» **Problem statement**: All of the material below is to be repeated exactly.

» **Supplied information**:
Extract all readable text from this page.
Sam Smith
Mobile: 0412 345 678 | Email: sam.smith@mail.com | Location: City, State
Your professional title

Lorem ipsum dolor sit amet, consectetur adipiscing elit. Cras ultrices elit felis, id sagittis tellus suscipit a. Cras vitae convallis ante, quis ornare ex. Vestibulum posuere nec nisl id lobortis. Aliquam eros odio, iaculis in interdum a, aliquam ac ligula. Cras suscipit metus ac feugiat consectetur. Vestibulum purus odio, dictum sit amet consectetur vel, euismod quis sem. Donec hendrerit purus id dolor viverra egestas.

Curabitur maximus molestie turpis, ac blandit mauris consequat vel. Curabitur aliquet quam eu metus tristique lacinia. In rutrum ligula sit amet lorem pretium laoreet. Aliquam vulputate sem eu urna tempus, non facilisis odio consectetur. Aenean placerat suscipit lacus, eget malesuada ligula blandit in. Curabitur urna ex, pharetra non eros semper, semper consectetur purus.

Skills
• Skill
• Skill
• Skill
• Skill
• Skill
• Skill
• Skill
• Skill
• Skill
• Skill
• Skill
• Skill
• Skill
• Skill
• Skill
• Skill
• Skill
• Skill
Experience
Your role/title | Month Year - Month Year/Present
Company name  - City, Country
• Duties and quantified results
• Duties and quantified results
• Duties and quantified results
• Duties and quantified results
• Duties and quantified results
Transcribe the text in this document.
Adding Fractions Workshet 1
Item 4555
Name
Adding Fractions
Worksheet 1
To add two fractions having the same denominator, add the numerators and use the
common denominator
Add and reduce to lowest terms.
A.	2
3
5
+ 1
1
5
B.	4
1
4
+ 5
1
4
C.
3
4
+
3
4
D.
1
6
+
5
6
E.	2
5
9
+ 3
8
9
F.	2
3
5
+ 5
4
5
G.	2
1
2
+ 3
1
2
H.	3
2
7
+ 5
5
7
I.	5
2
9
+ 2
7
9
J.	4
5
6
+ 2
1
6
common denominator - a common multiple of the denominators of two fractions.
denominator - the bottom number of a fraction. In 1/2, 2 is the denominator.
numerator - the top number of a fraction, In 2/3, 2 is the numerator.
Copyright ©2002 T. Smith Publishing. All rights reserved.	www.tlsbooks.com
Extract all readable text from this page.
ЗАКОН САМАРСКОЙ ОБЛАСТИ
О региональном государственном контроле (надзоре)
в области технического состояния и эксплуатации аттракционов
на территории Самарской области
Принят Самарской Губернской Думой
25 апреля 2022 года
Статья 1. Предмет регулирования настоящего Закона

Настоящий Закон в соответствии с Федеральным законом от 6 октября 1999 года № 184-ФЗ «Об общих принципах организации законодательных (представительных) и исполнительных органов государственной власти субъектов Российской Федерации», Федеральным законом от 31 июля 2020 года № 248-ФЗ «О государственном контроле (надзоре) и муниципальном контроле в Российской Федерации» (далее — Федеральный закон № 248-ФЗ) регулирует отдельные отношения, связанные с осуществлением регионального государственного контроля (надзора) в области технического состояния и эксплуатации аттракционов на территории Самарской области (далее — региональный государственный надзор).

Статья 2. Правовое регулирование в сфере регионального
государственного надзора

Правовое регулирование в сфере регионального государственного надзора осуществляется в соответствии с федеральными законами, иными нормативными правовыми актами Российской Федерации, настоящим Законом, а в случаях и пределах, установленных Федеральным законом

» **Answer to the problem**:
Extract all readable text from this page.
Sam Smith
Mobile: 0412 345 678 | Email: sam.smith@mail.com | Location: City, State
Your professional title

Lorem ipsum dolor sit amet, consectetur adipiscing elit. Cras ultrices elit felis, id sagittis tellus suscipit a. Cras vitae convallis ante, quis ornare ex. Vestibulum posuere nec nisl id lobortis. Aliquam eros odio, iaculis in interdum a, aliquam ac ligula. Cras suscipit metus ac feugiat consectetur. Vestibulum purus odio, dictum sit amet consectetur vel, euismod quis sem. Donec hendrerit purus id dolor viverra egestas.

Curabitur maximus molestie turpis, ac blandit mauris consequat vel. Curabitur aliquet quam eu metus tristique lacinia. In rutrum ligula sit amet lorem pretium laoreet. Aliquam vulputate sem eu urna tempus, non facilisis odio consectetur. Aenean placerat suscipit lacus, eget malesuada ligula blandit in. Curabitur urna ex, pharetra non eros semper, semper consectetur purus.

Skills
• Skill
• Skill
• Skill
• Skill
• Skill
• Skill
• Skill
• Skill
• Skill
• Skill
• Skill
• Skill
• Skill
• Skill
• Skill
• Skill
• Skill
• Skill
Experience
Your role/title | Month Year - Month Year/Present
Company name  - City, Country
• Duties and quantified results
• Duties and quantified results
• Duties and quantified results
• Duties and quantified results
• Duties and quantified results
Transcribe the text in this document.
Adding Fractions Workshet 1
Item 4555
Name
Adding Fractions
Worksheet 1
To add two fractions having the same denominator, add the numerators and use the
common denominator
Add and reduce to lowest terms.
A.	2
3
5
+ 1
1
5
B.	4
1
4
+ 5
1
4
C.
3
4
+
3
4
D.
1
6
+
5
6
E.	2
5
9
+ 3
8
9
F.	2
3
5
+ 5
4
5
G.	2
1
2
+ 3
1
2
H.	3
2
7
+ 5
5
7
I.	5
2
9
+ 2
7
9
J.	4
5
6
+ 2
1
6
common denominator - a common multiple of the denominators of two fractions.
denominator - the bottom number of a fraction. In 1/2, 2 is the denominator.
numerator - the top number of a fraction, In 2/3, 2 is the numerator.
Copyright ©2002 T. Smith Publishing. All rights reserved.	www.tlsbooks.com
Extract all readable text from this page.
ЗАКОН САМАРСКОЙ ОБЛАСТИ
О региональном государственном контроле (надзоре)
в области технического состояния и эксплуатации аттракционов
на территории Самарской области
Принят Самарской Губернской Думой
25 апреля 2022 года
Статья 1. Предмет регулирования настоящего Закона

Настоящий Закон в соответствии с Федеральным законом от 6 октября 1999 года № 184-ФЗ «Об общих принципах организации законодательных (представительных) и исполнительных органов государственной власти субъектов Российской Федерации», Федеральным законом от 31 июля 2020 года № 248-ФЗ «О государственном контроле (надзоре) и муниципальном контроле в Российской Федерации» (далее — Федеральный закон № 248-ФЗ) регулирует отдельные отношения, связанные с осуществлением регионального государственного контроля (надзора) в области технического состояния и эксплуатации аттракционов на территории Самарской области (далее — региональный государственный надзор).

Статья 2. Правовое регулирование в сфере регионального
государственного надзора

Правовое регулирование в сфере регионального государственного надзора осуществляется в соответствии с федеральными законами, иными нормативными правовыми актами Российской Федерации, настоящим Законом, а в случаях и пределах, установленных Федеральным законом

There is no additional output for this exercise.